STATED PROBLEM: Using the data beneath, show every line that includes the word "name".

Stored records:

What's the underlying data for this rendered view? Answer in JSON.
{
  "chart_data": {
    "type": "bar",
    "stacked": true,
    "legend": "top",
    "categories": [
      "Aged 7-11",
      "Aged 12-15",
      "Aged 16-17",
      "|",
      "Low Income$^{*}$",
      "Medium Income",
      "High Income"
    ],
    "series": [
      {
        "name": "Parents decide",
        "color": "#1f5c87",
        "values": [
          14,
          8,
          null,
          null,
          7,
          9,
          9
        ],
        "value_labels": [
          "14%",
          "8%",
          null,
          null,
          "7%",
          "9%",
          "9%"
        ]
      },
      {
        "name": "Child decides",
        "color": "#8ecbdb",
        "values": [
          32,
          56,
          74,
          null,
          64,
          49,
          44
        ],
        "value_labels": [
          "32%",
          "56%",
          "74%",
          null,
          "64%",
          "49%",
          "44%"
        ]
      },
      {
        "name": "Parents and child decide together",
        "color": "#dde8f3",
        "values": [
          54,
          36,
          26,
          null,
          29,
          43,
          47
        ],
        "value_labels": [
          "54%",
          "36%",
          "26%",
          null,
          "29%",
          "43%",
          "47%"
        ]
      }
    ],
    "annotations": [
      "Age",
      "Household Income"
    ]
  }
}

FINAL RESULT:
        "name": "Parents decide",
        "name": "Child decides",
        "name": "Parents and child decide together",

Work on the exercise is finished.